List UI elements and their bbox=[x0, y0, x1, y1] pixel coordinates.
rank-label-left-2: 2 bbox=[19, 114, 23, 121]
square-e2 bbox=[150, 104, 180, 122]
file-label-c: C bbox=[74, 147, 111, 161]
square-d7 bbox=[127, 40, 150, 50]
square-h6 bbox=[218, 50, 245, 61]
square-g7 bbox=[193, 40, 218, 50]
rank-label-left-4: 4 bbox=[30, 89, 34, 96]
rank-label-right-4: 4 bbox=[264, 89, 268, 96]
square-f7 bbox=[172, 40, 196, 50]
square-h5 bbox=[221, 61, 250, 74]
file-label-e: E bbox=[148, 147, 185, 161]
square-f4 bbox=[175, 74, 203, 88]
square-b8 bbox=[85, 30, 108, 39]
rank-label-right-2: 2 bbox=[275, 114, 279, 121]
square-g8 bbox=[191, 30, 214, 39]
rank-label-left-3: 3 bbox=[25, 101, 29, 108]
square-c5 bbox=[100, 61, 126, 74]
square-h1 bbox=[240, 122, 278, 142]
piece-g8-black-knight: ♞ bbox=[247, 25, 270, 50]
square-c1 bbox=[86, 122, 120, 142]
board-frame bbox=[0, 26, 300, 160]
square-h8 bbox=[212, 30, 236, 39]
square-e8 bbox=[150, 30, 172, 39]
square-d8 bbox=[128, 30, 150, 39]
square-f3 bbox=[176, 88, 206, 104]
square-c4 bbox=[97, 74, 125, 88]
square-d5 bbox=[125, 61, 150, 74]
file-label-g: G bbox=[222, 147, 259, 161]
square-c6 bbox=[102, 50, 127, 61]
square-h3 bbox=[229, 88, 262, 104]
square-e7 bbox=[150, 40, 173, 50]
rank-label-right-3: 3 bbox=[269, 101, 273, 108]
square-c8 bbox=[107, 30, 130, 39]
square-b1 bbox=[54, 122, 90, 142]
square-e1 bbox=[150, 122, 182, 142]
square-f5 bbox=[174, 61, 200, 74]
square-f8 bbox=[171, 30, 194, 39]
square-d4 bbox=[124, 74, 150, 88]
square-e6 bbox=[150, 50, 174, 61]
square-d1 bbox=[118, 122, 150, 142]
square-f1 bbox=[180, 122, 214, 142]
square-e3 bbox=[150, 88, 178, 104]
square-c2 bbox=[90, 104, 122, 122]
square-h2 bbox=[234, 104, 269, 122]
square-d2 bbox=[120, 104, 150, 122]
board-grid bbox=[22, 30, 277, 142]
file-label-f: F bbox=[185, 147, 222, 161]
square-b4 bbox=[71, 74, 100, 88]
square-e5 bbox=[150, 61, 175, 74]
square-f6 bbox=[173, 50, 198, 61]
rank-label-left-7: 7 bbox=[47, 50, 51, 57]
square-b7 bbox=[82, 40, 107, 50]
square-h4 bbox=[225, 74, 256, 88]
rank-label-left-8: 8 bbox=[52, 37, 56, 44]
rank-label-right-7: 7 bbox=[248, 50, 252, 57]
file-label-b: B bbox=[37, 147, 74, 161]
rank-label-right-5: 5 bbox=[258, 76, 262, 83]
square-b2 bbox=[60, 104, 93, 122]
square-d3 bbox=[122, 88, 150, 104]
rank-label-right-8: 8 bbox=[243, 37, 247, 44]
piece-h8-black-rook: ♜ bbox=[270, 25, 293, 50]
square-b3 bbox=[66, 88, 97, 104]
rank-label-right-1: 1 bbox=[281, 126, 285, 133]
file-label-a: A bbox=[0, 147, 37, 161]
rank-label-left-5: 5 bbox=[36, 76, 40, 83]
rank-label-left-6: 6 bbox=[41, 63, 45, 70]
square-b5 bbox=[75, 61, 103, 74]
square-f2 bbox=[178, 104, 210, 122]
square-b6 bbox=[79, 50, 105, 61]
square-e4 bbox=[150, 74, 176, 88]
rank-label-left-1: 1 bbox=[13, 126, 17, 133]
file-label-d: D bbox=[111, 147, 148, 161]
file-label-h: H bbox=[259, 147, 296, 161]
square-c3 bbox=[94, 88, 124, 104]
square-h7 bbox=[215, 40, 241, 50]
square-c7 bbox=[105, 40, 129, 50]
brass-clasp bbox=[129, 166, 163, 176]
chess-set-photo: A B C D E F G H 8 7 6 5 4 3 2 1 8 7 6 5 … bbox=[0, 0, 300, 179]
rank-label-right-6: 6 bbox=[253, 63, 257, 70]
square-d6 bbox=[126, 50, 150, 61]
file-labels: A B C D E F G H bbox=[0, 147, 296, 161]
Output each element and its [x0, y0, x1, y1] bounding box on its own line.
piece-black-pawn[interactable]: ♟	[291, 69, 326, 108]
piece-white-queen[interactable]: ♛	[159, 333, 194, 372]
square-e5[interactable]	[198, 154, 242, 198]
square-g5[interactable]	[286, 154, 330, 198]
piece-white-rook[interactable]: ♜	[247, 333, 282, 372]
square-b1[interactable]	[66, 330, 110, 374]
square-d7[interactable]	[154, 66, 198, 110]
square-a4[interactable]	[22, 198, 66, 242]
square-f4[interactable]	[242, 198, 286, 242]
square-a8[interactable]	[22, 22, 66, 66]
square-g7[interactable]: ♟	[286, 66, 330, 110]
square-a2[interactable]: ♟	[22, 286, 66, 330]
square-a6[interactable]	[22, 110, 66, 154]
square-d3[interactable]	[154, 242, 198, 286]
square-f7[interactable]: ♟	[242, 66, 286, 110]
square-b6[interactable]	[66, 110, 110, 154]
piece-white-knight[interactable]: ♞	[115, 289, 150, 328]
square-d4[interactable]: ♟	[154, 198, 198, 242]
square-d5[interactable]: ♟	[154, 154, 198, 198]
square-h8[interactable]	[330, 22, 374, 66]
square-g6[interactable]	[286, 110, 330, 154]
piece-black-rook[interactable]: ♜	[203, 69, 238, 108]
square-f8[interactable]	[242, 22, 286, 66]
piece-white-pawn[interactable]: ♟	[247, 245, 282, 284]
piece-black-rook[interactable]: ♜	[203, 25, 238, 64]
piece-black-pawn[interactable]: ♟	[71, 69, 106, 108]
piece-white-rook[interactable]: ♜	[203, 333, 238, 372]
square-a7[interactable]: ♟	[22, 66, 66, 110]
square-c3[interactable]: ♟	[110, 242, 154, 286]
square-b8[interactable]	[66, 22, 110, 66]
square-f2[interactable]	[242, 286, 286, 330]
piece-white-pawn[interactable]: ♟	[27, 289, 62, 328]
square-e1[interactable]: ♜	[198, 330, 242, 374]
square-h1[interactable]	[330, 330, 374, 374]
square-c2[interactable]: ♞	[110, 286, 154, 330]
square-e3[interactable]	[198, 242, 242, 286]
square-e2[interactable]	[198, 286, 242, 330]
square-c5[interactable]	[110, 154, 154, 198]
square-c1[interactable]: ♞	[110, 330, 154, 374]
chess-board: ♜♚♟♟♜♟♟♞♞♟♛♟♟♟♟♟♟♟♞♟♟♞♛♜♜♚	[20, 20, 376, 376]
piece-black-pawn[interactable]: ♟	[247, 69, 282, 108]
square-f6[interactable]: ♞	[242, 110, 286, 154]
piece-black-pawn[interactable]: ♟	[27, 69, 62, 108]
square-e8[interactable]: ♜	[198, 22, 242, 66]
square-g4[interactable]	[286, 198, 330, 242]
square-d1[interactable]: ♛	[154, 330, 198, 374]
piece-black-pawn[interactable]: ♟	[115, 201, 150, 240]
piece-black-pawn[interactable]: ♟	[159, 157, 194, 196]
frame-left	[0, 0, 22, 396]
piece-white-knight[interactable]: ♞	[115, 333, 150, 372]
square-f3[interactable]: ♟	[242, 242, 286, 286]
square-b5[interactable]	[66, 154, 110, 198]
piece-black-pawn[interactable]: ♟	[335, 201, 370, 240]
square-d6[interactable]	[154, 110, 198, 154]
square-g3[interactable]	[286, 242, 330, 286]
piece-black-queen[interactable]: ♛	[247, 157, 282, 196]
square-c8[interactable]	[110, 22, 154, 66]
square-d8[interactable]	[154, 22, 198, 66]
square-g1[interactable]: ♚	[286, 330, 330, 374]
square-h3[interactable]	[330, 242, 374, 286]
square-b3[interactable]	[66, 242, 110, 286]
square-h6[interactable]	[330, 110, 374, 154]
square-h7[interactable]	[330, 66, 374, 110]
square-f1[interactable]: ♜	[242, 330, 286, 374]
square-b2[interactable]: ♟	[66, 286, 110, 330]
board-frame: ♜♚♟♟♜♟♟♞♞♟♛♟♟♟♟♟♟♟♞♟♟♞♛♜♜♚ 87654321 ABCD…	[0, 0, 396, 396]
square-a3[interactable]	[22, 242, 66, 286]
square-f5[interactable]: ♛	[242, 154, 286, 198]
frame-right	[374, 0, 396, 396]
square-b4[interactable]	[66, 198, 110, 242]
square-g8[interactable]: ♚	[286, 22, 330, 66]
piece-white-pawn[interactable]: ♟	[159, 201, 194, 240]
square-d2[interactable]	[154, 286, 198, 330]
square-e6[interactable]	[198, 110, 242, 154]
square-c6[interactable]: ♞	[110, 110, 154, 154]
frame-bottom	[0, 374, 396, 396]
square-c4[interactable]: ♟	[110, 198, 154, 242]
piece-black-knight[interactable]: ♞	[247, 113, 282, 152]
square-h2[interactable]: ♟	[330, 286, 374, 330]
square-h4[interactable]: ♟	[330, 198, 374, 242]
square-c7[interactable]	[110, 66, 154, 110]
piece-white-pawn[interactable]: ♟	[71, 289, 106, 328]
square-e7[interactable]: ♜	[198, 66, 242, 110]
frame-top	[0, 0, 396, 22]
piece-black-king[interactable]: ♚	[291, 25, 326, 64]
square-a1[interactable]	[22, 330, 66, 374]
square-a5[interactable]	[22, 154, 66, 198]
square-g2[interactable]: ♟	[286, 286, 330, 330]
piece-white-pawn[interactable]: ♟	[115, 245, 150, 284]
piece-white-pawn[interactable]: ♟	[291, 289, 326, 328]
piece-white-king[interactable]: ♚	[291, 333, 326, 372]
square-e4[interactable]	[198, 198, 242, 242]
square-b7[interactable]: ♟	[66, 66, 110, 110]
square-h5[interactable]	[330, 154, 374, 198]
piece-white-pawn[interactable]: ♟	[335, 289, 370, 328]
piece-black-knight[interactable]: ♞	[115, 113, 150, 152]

======

◆ **TASK DETAILS**
Copy out, unchanged, the stretch of the material from its first line through the line containing "square-b8 bbox=[85, 30, 108, 39]", including both of those lines.

◆ **SOLVED PROBLEM**
List UI elements and their bbox=[x0, y0, x1, y1] pixel coordinates.
rank-label-left-2: 2 bbox=[19, 114, 23, 121]
square-e2 bbox=[150, 104, 180, 122]
file-label-c: C bbox=[74, 147, 111, 161]
square-d7 bbox=[127, 40, 150, 50]
square-h6 bbox=[218, 50, 245, 61]
square-g7 bbox=[193, 40, 218, 50]
rank-label-left-4: 4 bbox=[30, 89, 34, 96]
rank-label-right-4: 4 bbox=[264, 89, 268, 96]
square-f7 bbox=[172, 40, 196, 50]
square-h5 bbox=[221, 61, 250, 74]
file-label-e: E bbox=[148, 147, 185, 161]
square-f4 bbox=[175, 74, 203, 88]
square-b8 bbox=[85, 30, 108, 39]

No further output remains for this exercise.